Figure dataset records:
_ _ _ _

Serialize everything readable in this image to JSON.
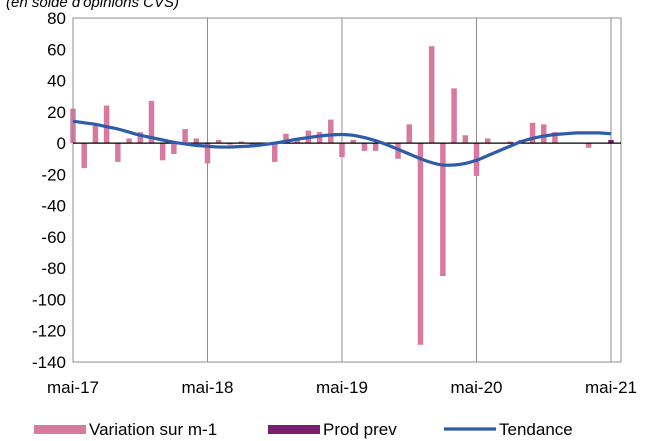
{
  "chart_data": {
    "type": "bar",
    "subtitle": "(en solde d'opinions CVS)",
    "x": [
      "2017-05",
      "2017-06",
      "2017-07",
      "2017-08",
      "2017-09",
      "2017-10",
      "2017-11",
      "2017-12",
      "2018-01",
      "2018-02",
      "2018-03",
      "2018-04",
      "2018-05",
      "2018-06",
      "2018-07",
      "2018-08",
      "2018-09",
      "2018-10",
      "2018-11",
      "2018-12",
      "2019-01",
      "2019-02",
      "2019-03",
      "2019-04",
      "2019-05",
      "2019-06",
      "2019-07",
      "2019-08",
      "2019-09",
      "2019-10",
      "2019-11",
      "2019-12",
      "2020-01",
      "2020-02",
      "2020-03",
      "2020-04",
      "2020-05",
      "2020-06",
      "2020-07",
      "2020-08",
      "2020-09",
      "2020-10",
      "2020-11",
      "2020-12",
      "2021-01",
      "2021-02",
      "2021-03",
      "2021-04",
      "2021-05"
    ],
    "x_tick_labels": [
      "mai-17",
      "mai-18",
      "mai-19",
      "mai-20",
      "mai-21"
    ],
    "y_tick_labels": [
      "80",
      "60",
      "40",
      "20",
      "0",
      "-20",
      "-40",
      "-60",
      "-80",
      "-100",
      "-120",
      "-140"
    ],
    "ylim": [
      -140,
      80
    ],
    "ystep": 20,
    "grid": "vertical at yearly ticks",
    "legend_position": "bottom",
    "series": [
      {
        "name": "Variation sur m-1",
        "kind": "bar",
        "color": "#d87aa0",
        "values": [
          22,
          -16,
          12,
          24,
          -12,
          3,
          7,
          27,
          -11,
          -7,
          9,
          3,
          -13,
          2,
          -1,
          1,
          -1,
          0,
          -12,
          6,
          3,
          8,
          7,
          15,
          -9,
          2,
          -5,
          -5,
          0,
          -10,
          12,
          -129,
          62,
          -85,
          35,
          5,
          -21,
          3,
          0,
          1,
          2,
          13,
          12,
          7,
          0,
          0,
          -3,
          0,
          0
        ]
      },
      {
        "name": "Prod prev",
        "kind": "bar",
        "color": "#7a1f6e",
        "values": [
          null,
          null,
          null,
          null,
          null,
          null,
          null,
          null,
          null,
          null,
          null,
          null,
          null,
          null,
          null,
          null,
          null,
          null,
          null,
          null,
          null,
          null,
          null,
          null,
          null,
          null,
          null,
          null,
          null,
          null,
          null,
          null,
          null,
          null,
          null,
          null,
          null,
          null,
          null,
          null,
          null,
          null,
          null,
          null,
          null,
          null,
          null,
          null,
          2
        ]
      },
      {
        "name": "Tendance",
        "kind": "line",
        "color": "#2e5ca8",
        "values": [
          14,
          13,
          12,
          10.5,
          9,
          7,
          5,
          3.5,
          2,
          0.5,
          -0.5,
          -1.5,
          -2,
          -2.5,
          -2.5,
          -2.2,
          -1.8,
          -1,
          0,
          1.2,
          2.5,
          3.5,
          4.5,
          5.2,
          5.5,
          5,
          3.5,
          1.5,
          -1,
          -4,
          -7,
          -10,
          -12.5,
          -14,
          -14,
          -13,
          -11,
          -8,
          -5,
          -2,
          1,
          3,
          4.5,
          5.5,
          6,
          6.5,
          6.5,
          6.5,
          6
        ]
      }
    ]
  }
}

_ _ _ _

• SHORT EXERCISE:
Your task is to gather every line with the word "color" and copy it.

• OUTPUT FOR THIS EXERCISE:
        "color": "#d87aa0",
        "color": "#7a1f6e",
        "color": "#2e5ca8",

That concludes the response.